Retype all of the data exactly as given.

***** MATERIAL FOR THIS EXERCISE *****

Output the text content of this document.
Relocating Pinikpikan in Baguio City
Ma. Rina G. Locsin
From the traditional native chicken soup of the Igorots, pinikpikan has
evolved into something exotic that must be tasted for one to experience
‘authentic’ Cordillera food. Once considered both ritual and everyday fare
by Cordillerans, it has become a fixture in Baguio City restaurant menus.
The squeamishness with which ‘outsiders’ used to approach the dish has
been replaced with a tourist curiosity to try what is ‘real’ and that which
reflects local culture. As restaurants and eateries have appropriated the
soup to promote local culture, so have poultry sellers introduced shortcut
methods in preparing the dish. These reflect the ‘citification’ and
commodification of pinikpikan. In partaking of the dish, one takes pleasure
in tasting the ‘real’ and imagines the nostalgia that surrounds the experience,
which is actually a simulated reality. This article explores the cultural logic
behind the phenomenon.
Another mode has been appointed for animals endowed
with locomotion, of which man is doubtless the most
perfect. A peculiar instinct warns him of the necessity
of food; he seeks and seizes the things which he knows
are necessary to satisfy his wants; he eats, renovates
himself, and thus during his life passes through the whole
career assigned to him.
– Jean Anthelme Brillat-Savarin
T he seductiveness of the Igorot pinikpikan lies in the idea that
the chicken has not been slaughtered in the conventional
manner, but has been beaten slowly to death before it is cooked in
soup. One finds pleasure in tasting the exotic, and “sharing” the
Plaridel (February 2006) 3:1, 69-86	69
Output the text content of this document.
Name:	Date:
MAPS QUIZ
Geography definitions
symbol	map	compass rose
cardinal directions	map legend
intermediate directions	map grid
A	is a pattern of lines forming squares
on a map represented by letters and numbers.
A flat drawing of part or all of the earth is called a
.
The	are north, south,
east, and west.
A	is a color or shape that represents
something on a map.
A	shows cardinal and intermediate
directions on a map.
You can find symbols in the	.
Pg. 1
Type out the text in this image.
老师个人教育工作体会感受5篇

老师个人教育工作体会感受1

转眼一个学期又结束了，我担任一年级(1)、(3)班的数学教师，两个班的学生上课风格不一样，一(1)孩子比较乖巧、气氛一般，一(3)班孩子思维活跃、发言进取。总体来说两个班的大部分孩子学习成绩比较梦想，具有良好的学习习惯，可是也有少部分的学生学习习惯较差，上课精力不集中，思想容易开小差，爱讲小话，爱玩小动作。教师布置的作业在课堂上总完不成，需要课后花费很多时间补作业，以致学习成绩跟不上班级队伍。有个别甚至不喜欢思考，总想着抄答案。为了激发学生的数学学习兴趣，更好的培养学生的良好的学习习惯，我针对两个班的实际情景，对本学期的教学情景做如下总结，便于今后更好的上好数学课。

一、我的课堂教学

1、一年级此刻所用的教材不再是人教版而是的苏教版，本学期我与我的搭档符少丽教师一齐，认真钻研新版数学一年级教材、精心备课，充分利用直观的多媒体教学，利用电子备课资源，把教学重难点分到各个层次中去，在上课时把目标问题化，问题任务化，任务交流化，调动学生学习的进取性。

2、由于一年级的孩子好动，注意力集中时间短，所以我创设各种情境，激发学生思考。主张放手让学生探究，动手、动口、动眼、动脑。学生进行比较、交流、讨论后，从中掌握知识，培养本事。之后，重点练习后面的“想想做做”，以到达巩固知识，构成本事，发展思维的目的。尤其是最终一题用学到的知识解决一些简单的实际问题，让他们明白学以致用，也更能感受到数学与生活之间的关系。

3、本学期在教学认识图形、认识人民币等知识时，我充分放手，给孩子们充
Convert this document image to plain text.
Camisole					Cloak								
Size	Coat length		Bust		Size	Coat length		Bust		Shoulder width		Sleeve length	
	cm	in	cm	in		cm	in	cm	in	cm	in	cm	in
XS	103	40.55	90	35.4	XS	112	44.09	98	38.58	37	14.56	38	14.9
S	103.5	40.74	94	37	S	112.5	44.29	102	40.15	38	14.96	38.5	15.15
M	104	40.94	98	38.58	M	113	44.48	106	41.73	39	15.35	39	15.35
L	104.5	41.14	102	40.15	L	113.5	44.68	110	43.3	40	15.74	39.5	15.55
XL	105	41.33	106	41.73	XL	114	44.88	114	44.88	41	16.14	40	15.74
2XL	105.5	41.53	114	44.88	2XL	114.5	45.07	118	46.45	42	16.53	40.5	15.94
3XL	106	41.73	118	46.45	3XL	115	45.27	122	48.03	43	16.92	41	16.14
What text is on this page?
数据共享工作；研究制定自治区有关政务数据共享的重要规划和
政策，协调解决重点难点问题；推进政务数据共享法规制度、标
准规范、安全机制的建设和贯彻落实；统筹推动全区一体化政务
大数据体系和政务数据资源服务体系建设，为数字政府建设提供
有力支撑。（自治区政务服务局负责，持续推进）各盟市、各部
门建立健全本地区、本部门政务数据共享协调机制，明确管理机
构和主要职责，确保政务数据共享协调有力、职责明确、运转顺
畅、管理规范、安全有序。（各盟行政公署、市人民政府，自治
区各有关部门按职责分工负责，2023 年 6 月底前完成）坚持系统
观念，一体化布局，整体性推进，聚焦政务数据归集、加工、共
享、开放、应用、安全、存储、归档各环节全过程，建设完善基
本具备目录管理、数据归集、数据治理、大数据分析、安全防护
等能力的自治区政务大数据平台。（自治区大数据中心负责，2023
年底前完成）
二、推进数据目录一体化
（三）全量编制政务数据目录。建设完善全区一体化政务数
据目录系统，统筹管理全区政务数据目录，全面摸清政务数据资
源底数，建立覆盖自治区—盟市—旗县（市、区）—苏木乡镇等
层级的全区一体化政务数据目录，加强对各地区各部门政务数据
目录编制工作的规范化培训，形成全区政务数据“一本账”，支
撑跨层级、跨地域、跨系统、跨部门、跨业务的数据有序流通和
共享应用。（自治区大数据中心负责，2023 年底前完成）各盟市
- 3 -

*****

FINAL RESULT:
Output the text content of this document.
Relocating Pinikpikan in Baguio City
Ma. Rina G. Locsin
From the traditional native chicken soup of the Igorots, pinikpikan has
evolved into something exotic that must be tasted for one to experience
‘authentic’ Cordillera food. Once considered both ritual and everyday fare
by Cordillerans, it has become a fixture in Baguio City restaurant menus.
The squeamishness with which ‘outsiders’ used to approach the dish has
been replaced with a tourist curiosity to try what is ‘real’ and that which
reflects local culture. As restaurants and eateries have appropriated the
soup to promote local culture, so have poultry sellers introduced shortcut
methods in preparing the dish. These reflect the ‘citification’ and
commodification of pinikpikan. In partaking of the dish, one takes pleasure
in tasting the ‘real’ and imagines the nostalgia that surrounds the experience,
which is actually a simulated reality. This article explores the cultural logic
behind the phenomenon.
Another mode has been appointed for animals endowed
with locomotion, of which man is doubtless the most
perfect. A peculiar instinct warns him of the necessity
of food; he seeks and seizes the things which he knows
are necessary to satisfy his wants; he eats, renovates
himself, and thus during his life passes through the whole
career assigned to him.
– Jean Anthelme Brillat-Savarin
T he seductiveness of the Igorot pinikpikan lies in the idea that
the chicken has not been slaughtered in the conventional
manner, but has been beaten slowly to death before it is cooked in
soup. One finds pleasure in tasting the exotic, and “sharing” the
Plaridel (February 2006) 3:1, 69-86	69
Output the text content of this document.
Name:	Date:
MAPS QUIZ
Geography definitions
symbol	map	compass rose
cardinal directions	map legend
intermediate directions	map grid
A	is a pattern of lines forming squares
on a map represented by letters and numbers.
A flat drawing of part or all of the earth is called a
.
The	are north, south,
east, and west.
A	is a color or shape that represents
something on a map.
A	shows cardinal and intermediate
directions on a map.
You can find symbols in the	.
Pg. 1
Type out the text in this image.
老师个人教育工作体会感受5篇

老师个人教育工作体会感受1

转眼一个学期又结束了，我担任一年级(1)、(3)班的数学教师，两个班的学生上课风格不一样，一(1)孩子比较乖巧、气氛一般，一(3)班孩子思维活跃、发言进取。总体来说两个班的大部分孩子学习成绩比较梦想，具有良好的学习习惯，可是也有少部分的学生学习习惯较差，上课精力不集中，思想容易开小差，爱讲小话，爱玩小动作。教师布置的作业在课堂上总完不成，需要课后花费很多时间补作业，以致学习成绩跟不上班级队伍。有个别甚至不喜欢思考，总想着抄答案。为了激发学生的数学学习兴趣，更好的培养学生的良好的学习习惯，我针对两个班的实际情景，对本学期的教学情景做如下总结，便于今后更好的上好数学课。

一、我的课堂教学

1、一年级此刻所用的教材不再是人教版而是的苏教版，本学期我与我的搭档符少丽教师一齐，认真钻研新版数学一年级教材、精心备课，充分利用直观的多媒体教学，利用电子备课资源，把教学重难点分到各个层次中去，在上课时把目标问题化，问题任务化，任务交流化，调动学生学习的进取性。

2、由于一年级的孩子好动，注意力集中时间短，所以我创设各种情境，激发学生思考。主张放手让学生探究，动手、动口、动眼、动脑。学生进行比较、交流、讨论后，从中掌握知识，培养本事。之后，重点练习后面的“想想做做”，以到达巩固知识，构成本事，发展思维的目的。尤其是最终一题用学到的知识解决一些简单的实际问题，让他们明白学以致用，也更能感受到数学与生活之间的关系。

3、本学期在教学认识图形、认识人民币等知识时，我充分放手，给孩子们充
Convert this document image to plain text.
Camisole					Cloak								
Size	Coat length		Bust		Size	Coat length		Bust		Shoulder width		Sleeve length	
	cm	in	cm	in		cm	in	cm	in	cm	in	cm	in
XS	103	40.55	90	35.4	XS	112	44.09	98	38.58	37	14.56	38	14.9
S	103.5	40.74	94	37	S	112.5	44.29	102	40.15	38	14.96	38.5	15.15
M	104	40.94	98	38.58	M	113	44.48	106	41.73	39	15.35	39	15.35
L	104.5	41.14	102	40.15	L	113.5	44.68	110	43.3	40	15.74	39.5	15.55
XL	105	41.33	106	41.73	XL	114	44.88	114	44.88	41	16.14	40	15.74
2XL	105.5	41.53	114	44.88	2XL	114.5	45.07	118	46.45	42	16.53	40.5	15.94
3XL	106	41.73	118	46.45	3XL	115	45.27	122	48.03	43	16.92	41	16.14
What text is on this page?
数据共享工作；研究制定自治区有关政务数据共享的重要规划和
政策，协调解决重点难点问题；推进政务数据共享法规制度、标
准规范、安全机制的建设和贯彻落实；统筹推动全区一体化政务
大数据体系和政务数据资源服务体系建设，为数字政府建设提供
有力支撑。（自治区政务服务局负责，持续推进）各盟市、各部
门建立健全本地区、本部门政务数据共享协调机制，明确管理机
构和主要职责，确保政务数据共享协调有力、职责明确、运转顺
畅、管理规范、安全有序。（各盟行政公署、市人民政府，自治
区各有关部门按职责分工负责，2023 年 6 月底前完成）坚持系统
观念，一体化布局，整体性推进，聚焦政务数据归集、加工、共
享、开放、应用、安全、存储、归档各环节全过程，建设完善基
本具备目录管理、数据归集、数据治理、大数据分析、安全防护
等能力的自治区政务大数据平台。（自治区大数据中心负责，2023
年底前完成）
二、推进数据目录一体化
（三）全量编制政务数据目录。建设完善全区一体化政务数
据目录系统，统筹管理全区政务数据目录，全面摸清政务数据资
源底数，建立覆盖自治区—盟市—旗县（市、区）—苏木乡镇等
层级的全区一体化政务数据目录，加强对各地区各部门政务数据
目录编制工作的规范化培训，形成全区政务数据“一本账”，支
撑跨层级、跨地域、跨系统、跨部门、跨业务的数据有序流通和
共享应用。（自治区大数据中心负责，2023 年底前完成）各盟市
- 3 -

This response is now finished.